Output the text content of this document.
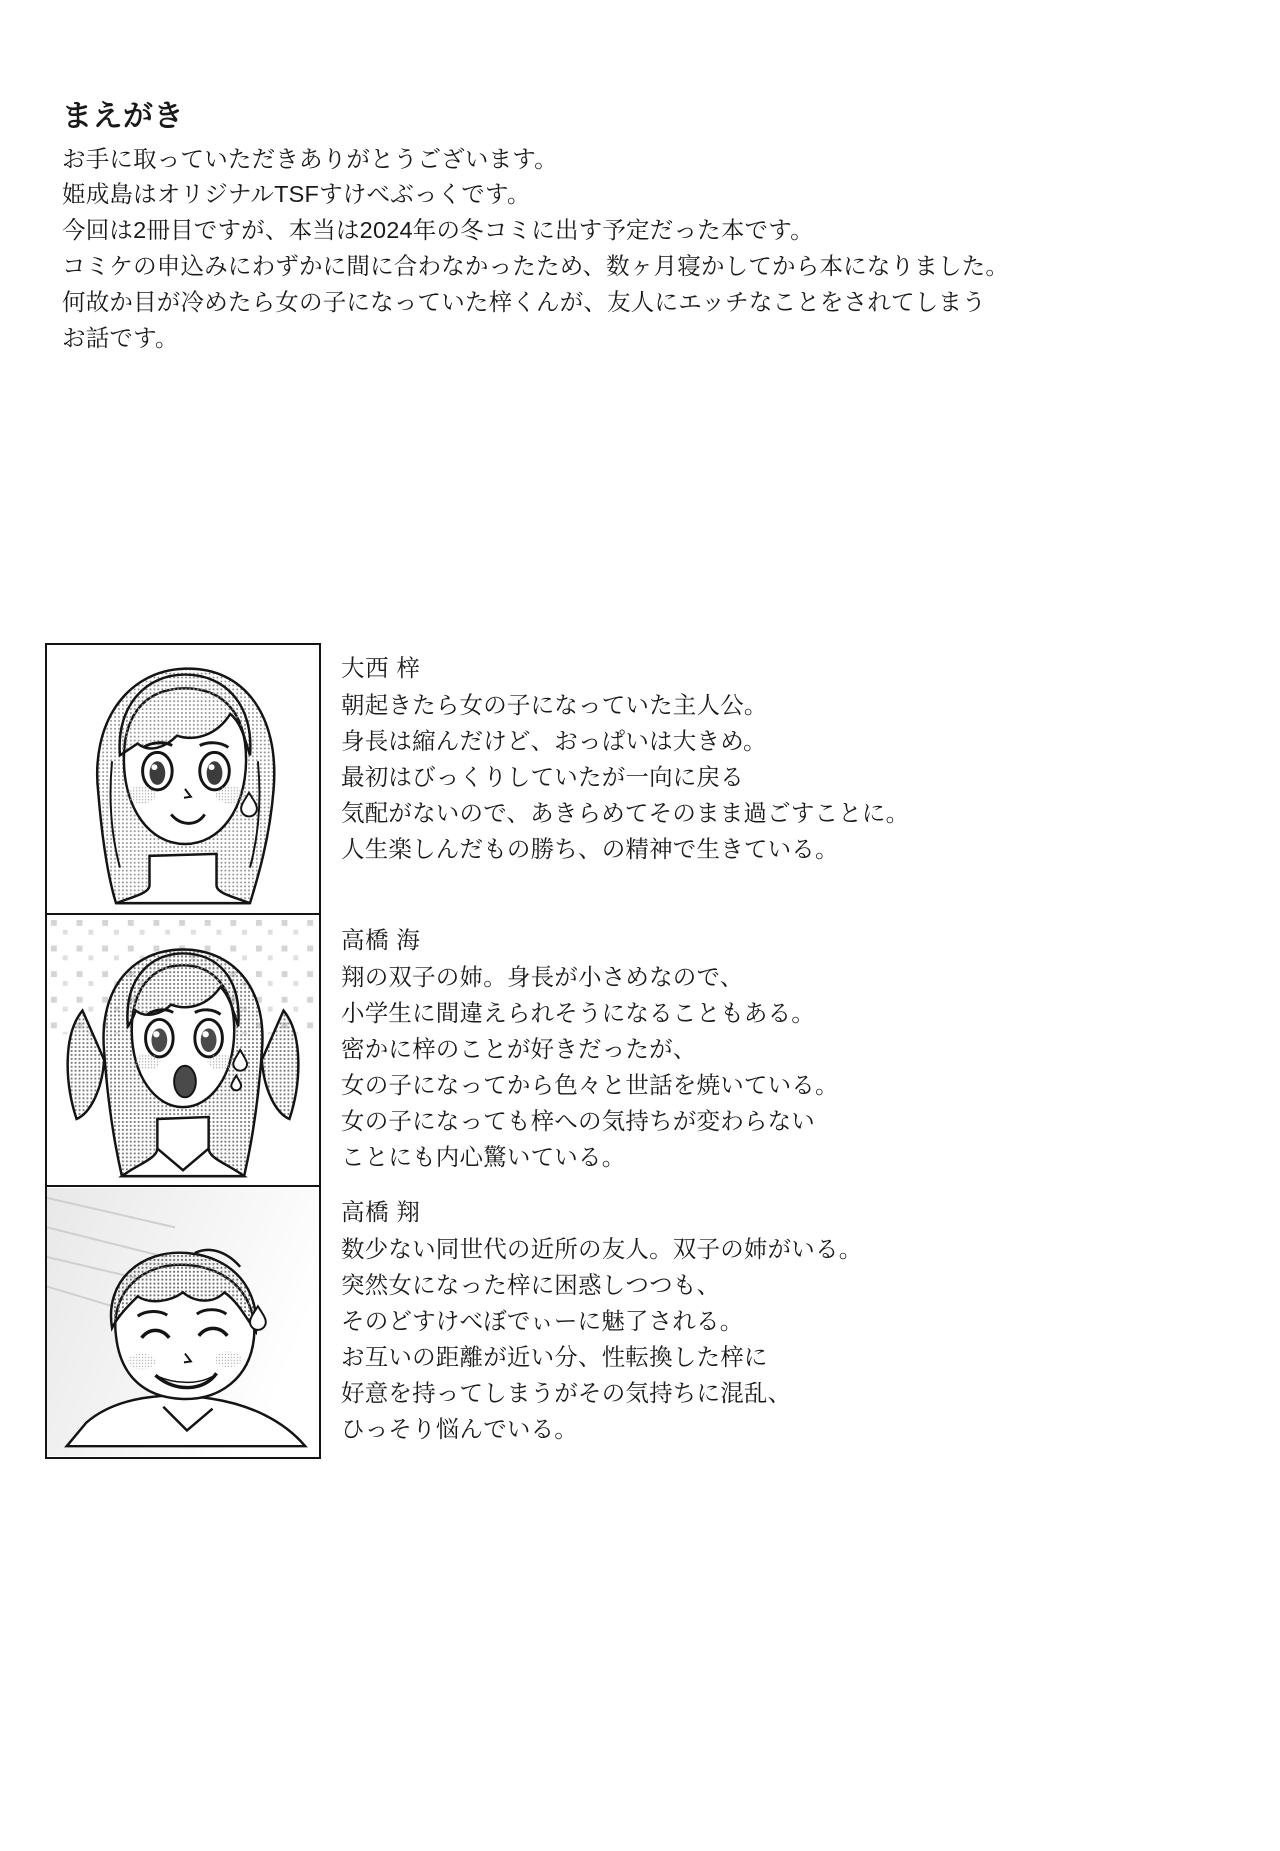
まえがき
お手に取っていただきありがとうございます。
姫成島はオリジナルTSFすけべぶっくです。
今回は2冊目ですが、本当は2024年の冬コミに出す予定だった本です。
コミケの申込みにわずかに間に合わなかったため、数ヶ月寝かしてから本になりました。
何故か目が冷めたら女の子になっていた梓くんが、友人にエッチなことをされてしまう
お話です。
大西 梓
朝起きたら女の子になっていた主人公。
身長は縮んだけど、おっぱいは大きめ。
最初はびっくりしていたが一向に戻る
気配がないので、あきらめてそのまま過ごすことに。
人生楽しんだもの勝ち、の精神で生きている。
高橋 海
翔の双子の姉。身長が小さめなので、
小学生に間違えられそうになることもある。
密かに梓のことが好きだったが、
女の子になってから色々と世話を焼いている。
女の子になっても梓への気持ちが変わらない
ことにも内心驚いている。
高橋 翔
数少ない同世代の近所の友人。双子の姉がいる。
突然女になった梓に困惑しつつも、
そのどすけべぼでぃーに魅了される。
お互いの距離が近い分、性転換した梓に
好意を持ってしまうがその気持ちに混乱、
ひっそり悩んでいる。
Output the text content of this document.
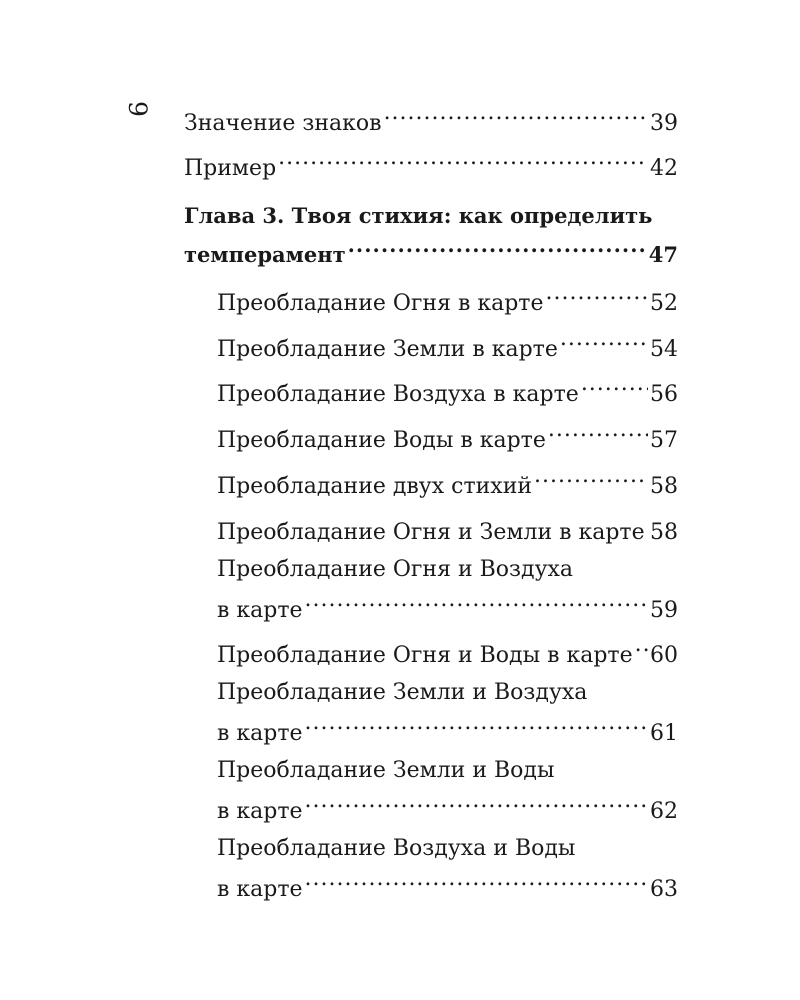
9
Значение знаков .....	39
Пример .....	42
Глава 3. Твоя стихия: как определить
темперамент .....	47
Преобладание Огня в карте .....	52
Преобладание Земли в карте .....	54
Преобладание Воздуха в карте .....	56
Преобладание Воды в карте .....	57
Преобладание двух стихий .....	58
Преобладание Огня и Земли в карте ..... 58
Преобладание Огня и Воздуха
в карте .....	59
Преобладание Огня и Воды в карте ..... 60
Преобладание Земли и Воздуха
в карте .....	61
Преобладание Земли и Воды
в карте .....	62
Преобладание Воздуха и Воды
в карте .....	63
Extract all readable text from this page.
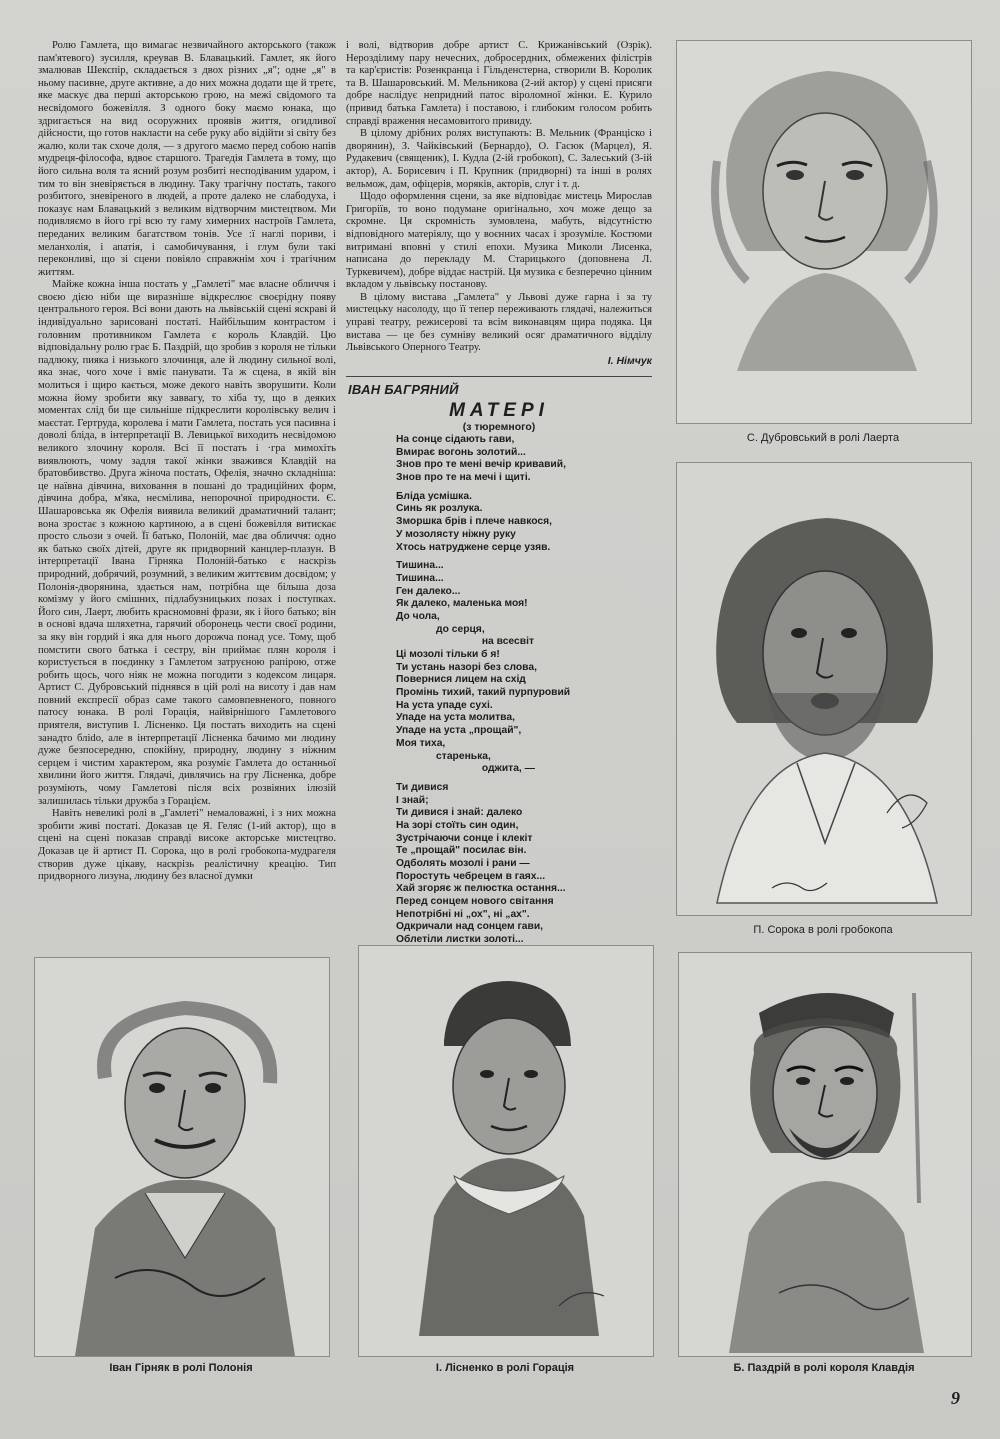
Ролю Гамлета, що вимагає незвичайного акторського (також пам'ятевого) зусилля, креував В. Блавацький. Гамлет, як його змалював Шекспір, складається з двох різних „я"; одне „я" в ньому пасивне, друге активне, а до них можна додати ще й третє, яке маскує два перші акторською грою, на межі свідомого та несвідомого божевілля. З одного боку маємо юнака, що здригається на вид осоружних проявів життя, огидливої дійсности, що готов накласти на себе руку або відійти зі світу без жалю, коли так схоче доля, — з другого маємо перед собою напів мудреця-філософа, вдвоє старшого. Трагедія Гамлета в тому, що його сильна воля та ясний розум розбиті несподіваним ударом, і тим то він зневіряється в людину. Таку трагічну постать, такого розбитого, зневіреного в людей, а проте далеко не слабодуха, і показує нам Блавацький з великим відтворчим мистецтвом. Ми подивляємо в його грі всю ту гаму химерних настроїв Гамлета, переданих великим багатством тонів. Усе :ї наглі пориви, і меланхолія, і апатія, і самобичування, і глум були такі переконливі, що зі сцени повіяло справжнім хоч і трагічним життям.

Майже кожна інша постать у „Гамлеті" має власне обличчя і своєю дією ніби ще виразніше відкреслює своєрідну появу центрального героя. Всі вони дають на львівській сцені яскраві й індивідуально зарисовані постаті. Найбільшим контрастом і головним противником Гамлета є король Клавдій. Цю відповідальну ролю грає Б. Паздрій, що зробив з короля не тільки падлюку, пияка і низького злочинця, але й людину сильної волі, яка знає, чого хоче і вміє панувати. Та ж сцена, в якій він молиться і щиро кається, може декого навіть зворушити. Коли можна йому зробити яку заввагу, то хіба ту, що в деяких моментах слід би ще сильніше підкреслити королівську велич і маєстат. Гертруда, королева і мати Гамлета, постать уся пасивна і доволі бліда, в інтерпретації В. Левицької виходить несвідомою великого злочину короля. Всі її постать і ·гра мимохіть виявлюють, чому задля такої жінки зважився Клавдій на братовбивство. Друга жіноча постать, Офелія, значно складніша: це наївна дівчина, виховання в пошані до традиційних форм, дівчина добра, м'яка, несмілива, непорочної природности. Є. Шашаровська як Офелія виявила великий драматичний талант; вона зростає з кожною картиною, а в сцені божевілля витискає просто сльози з очей. Її батько, Полоній, має два обличчя: одно як батько своїх дітей, друге як придворний канцлер-плазун. В інтерпретації Івана Гірняка Полоній-батько є наскрізь природний, добрячий, розумний, з великим життєвим досвідом; у Полонія-дворянина, здається нам, потрібна ще більша доза комізму у його смішних, підлабузницьких позах і поступках. Його син, Лаерт, любить красномовні фрази, як і його батько; він в основі вдача шляхетна, гарячий оборонець чести своєї родини, за яку він гордий і яка для нього дорожча понад усе. Тому, щоб помстити свого батька і сестру, він приймає плян короля і користується в поєдинку з Гамлетом затруєною рапірою, отже робить щось, чого ніяк не можна погодити з кодексом лицаря. Артист С. Дубровський піднявся в цій ролі на висоту і дав нам повний експресії образ саме такого самовпевненого, повного патосу юнака. В ролі Горація, найвірнішого Гамлетового приятеля, виступив І. Лісненко. Ця постать виходить на сцені занадто бліdo, але в інтерпретації Лісненка бачимо ми людину дуже безпосередню, спокійну, природну, людину з ніжним серцем і чистим характером, яка розуміє Гамлета до останньої хвилини його життя. Глядачі, дивлячись на гру Лісненка, добре розуміють, чому Гамлетові після всіх розвіяних ілюзій залишилась тільки дружба з Горацієм.

Навіть невеликі ролі в „Гамлеті" немаловажні, і з них можна зробити живі постаті. Доказав це Я. Геляс (1-ий актор), що в сцені на сцені показав справді високе акторське мистецтво. Доказав це й артист П. Сорока, що в ролі гробокопа-мудрагеля створив дуже цікаву, наскрізь реалістичну креацію. Тип придворного лизуна, людину без власної думки

і волі, відтворив добре артист С. Крижанівський (Озрік). Нерозділиму пару нечесних, добросердних, обмежених філістрів та кар'єристів: Розенкранца і Гільденстерна, створили В. Королик та В. Шашаровський. М. Мельникова (2-ий актор) у сцені присяги добре наслідує непридний патос віроломної жінки. Е. Курило (привид батька Гамлета) і поставою, і глибоким голосом робить справді враження несамовитого привиду.

В цілому дрібних ролях виступають: В. Мельник (Франціско і дворянин), З. Чайківський (Бернардо), О. Гасюк (Марцел), Я. Рудакевич (священик), І. Кудла (2-ій гробокоп), С. Залеський (3-ій актор), А. Борисевич і П. Крупник (придворні) та інші в ролях вельмож, дам, офіцерів, моряків, акторів, слуг і т. д.

Щодо оформлення сцени, за яке відповідає мистець Мирослав Григоріїв, то воно подумане оригінально, хоч може дещо за скромне. Ця скромність зумовлена, мабуть, відсутністю відповідного матеріялу, що у воєнних часах і зрозуміле. Костюми витримані вповні у стилі епохи. Музика Миколи Лисенка, написана до перекладу М. Старицького (доповнена Л. Туркевичем), добре віддає настрій. Ця музика є безперечно цінним вкладом у львівську постанову.

В цілому вистава „Гамлета" у Львові дуже гарна і за ту мистецьку насолоду, що її тепер переживають глядачі, належиться управі театру, режисерові та всім виконавцям щира подяка. Ця вистава — це без сумніву великий осяг драматичного відділу Львівського Оперного Театру.

І. Німчук
ІВАН БАГРЯНИЙ
МАТЕРІ
(з тюремного)
На сонце сідають гави,
Вмирає вогонь золотий...
Знов про те мені вечір кривавий,
Знов про те на мечі і щиті.
Бліда усмішка.
Синь як розлука.
Зморшка брів і плече навкося,
У мозолясту ніжну руку
Хтось натруджене серце узяв.
Тишина...
Тишина...
Ген далеко...
Як далеко, маленька моя!
До чола,
до серця,
на всесвіт
Ці мозолі тільки б я!
Ти устань назорі без слова,
Повернися лицем на схід
Промінь тихий, такий пурпуровий
На уста упаде сухі.
Упаде на уста молитва,
Упаде на уста „прощай",
Моя тиха,
старенька,
оджита, —
Ти дивися
І знай;
Ти дивися і знай: далеко
На зорі стоїть син один,
Зустрічаючи сонце і клекіт
Те „прощай" посилає він.
Одболять мозолі і рани —
Поростуть чебрецем в гаях...
Хай згоряє ж пелюстка остання...
Перед сонцем нового світання
Непотрібні ні „ох", ні „ах".
Одкричали над сонцем гави,
Облетіли листки золоті...
С. Дубровський в ролі Лаерта
П. Сорока в ролі гробокопа
Іван Гірняк в ролі Полонія	І. Лісненко в ролі Горація	Б. Паздрій в ролі короля Клавдія
9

▶ [Instruction]
Copy each line of the listing that contains the string "Огня".

▶ [Task output]
Преобладание Огня в карте .....	52
Преобладание Огня и Земли в карте ..... 58
Преобладание Огня и Воздуха
Преобладание Огня и Воды в карте ..... 60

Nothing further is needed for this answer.